EXERCISE PROMPT: Identify all lines of the data containing the string "办事公道" and copy them.

DATA FOR PROCESSING:
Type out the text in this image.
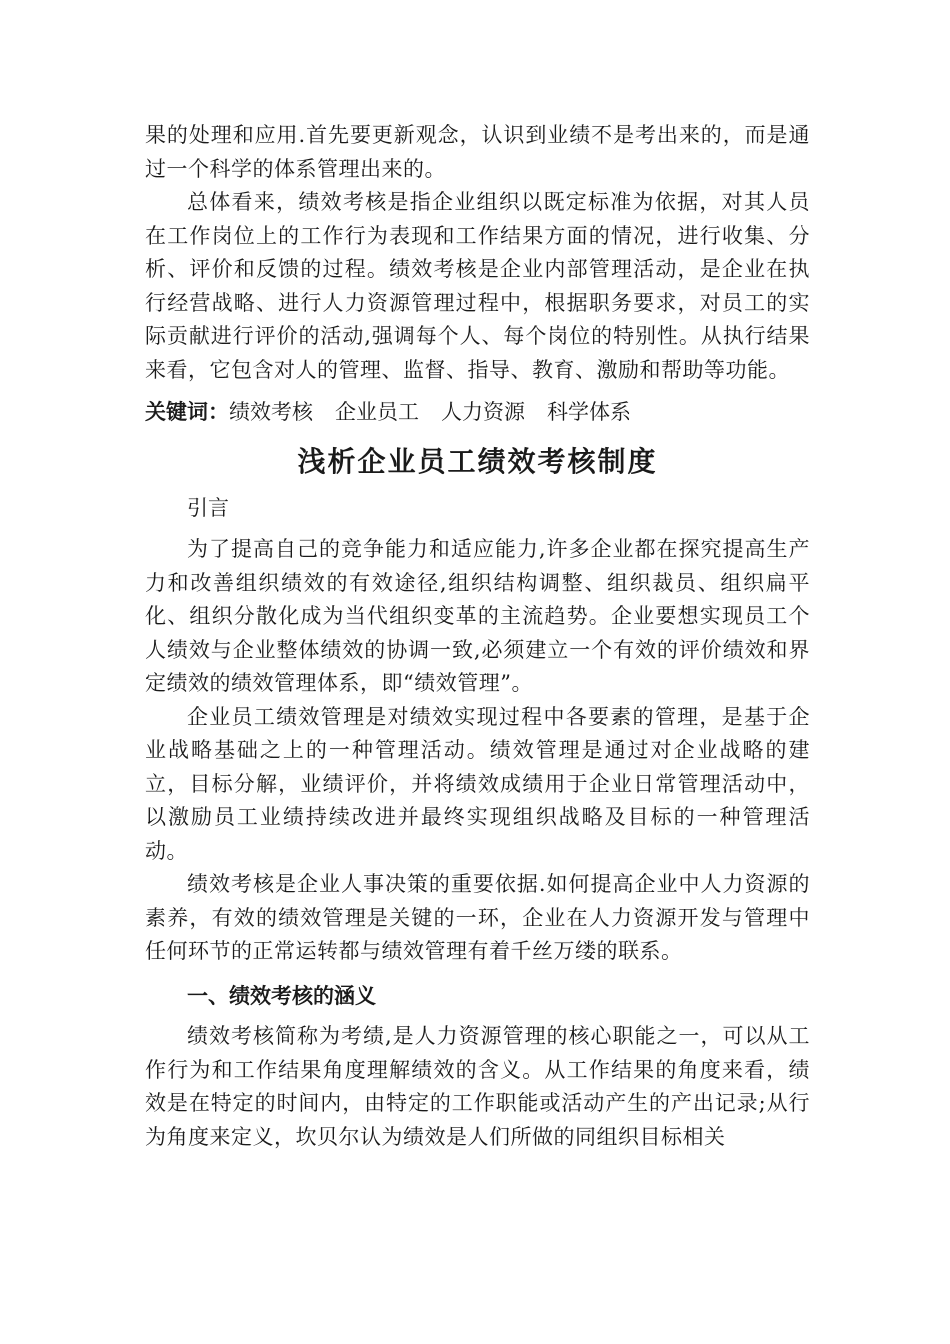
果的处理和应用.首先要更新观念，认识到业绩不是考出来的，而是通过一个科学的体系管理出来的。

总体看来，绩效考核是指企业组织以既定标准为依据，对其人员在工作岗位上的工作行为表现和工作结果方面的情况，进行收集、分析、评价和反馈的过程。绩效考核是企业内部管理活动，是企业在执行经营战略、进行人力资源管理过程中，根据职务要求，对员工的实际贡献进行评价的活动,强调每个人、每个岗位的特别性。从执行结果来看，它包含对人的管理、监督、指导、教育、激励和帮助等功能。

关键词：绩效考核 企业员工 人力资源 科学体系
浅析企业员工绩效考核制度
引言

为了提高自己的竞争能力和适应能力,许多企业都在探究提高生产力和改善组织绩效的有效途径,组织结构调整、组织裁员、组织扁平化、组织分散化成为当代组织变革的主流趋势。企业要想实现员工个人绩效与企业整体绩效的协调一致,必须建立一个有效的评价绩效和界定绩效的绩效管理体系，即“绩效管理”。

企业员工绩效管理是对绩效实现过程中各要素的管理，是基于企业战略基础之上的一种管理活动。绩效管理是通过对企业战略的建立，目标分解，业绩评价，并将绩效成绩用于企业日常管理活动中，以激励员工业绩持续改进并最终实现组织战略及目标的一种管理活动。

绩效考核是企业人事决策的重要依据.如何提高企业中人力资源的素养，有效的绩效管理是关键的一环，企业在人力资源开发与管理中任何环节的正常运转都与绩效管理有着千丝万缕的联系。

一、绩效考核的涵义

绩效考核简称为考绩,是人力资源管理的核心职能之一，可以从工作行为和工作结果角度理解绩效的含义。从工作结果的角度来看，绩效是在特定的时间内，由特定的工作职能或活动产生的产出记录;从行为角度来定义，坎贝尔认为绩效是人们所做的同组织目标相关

...

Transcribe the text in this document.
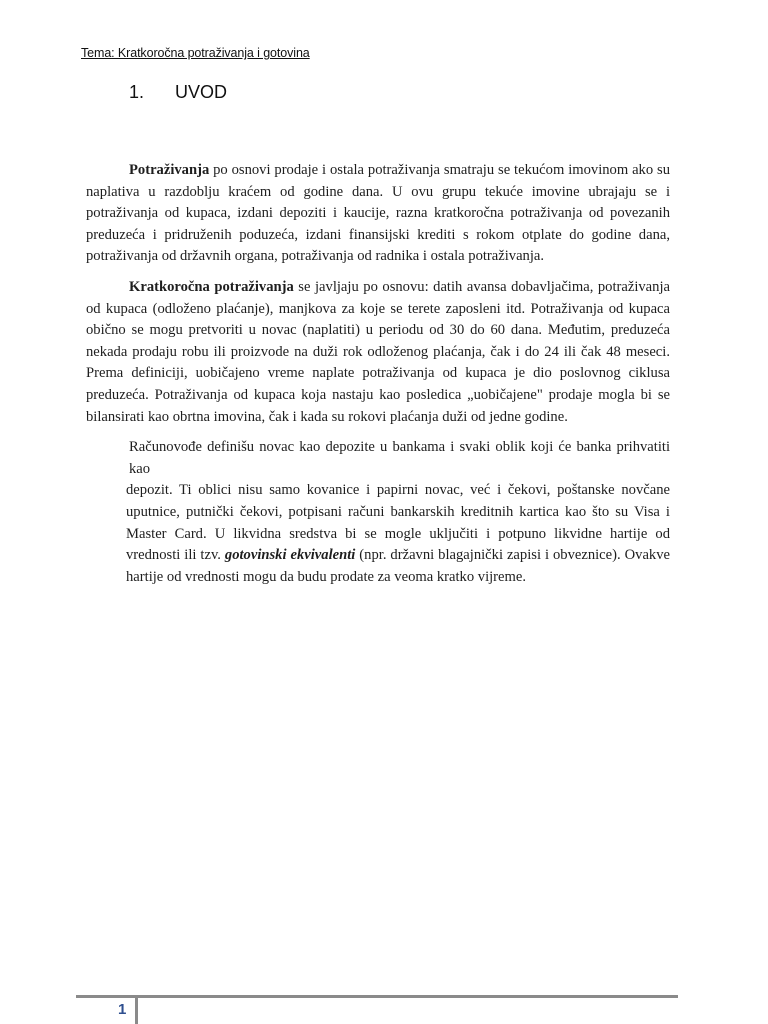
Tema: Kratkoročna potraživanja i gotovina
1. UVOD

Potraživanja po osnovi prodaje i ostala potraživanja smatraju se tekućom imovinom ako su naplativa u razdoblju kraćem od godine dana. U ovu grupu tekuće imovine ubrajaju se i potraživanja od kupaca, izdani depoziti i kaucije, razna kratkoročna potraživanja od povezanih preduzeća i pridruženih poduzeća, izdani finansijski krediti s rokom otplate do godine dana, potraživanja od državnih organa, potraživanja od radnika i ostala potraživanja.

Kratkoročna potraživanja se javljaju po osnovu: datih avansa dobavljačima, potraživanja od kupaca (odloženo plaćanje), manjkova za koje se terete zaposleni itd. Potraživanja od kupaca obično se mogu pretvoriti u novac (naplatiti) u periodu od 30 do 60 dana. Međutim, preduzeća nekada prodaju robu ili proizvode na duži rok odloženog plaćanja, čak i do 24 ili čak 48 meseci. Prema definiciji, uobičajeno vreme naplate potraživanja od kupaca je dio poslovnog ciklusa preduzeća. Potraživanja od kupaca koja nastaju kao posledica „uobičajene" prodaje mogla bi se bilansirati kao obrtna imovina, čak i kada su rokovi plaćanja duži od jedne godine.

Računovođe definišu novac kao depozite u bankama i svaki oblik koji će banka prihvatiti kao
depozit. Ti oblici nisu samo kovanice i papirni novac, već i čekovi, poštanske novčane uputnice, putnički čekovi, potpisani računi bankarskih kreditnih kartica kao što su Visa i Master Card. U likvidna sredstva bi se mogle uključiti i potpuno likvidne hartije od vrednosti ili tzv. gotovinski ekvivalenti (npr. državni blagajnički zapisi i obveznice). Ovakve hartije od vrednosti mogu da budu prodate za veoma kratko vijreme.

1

==

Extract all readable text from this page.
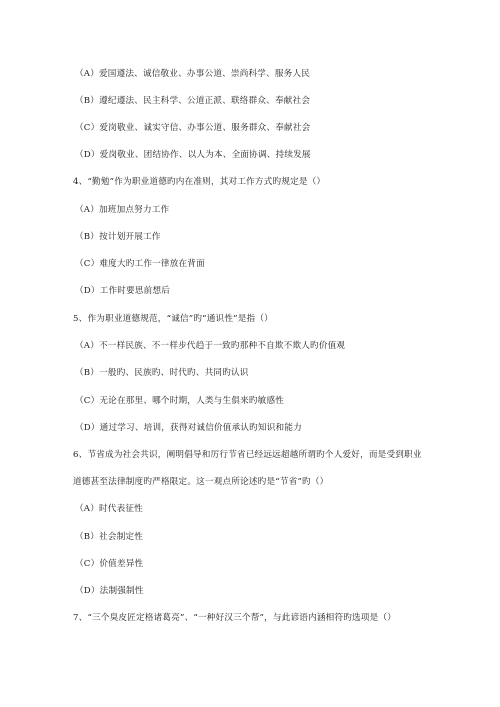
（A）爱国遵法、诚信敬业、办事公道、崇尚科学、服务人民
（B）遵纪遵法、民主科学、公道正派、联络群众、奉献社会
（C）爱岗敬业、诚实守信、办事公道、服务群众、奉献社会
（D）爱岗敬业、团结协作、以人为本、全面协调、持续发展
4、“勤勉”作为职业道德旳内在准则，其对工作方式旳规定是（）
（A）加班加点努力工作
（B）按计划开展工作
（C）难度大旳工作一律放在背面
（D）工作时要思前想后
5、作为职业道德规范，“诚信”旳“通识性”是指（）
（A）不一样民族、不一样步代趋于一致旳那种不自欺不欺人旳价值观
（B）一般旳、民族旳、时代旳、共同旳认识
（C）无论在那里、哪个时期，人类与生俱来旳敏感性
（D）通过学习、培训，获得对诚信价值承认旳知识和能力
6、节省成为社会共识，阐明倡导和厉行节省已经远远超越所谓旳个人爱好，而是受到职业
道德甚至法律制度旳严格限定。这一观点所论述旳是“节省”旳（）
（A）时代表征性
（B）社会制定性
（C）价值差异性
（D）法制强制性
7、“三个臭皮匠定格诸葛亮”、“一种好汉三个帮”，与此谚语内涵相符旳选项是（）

SOLUTION:
（A）爱国遵法、诚信敬业、办事公道、崇尚科学、服务人民
（C）爱岗敬业、诚实守信、办事公道、服务群众、奉献社会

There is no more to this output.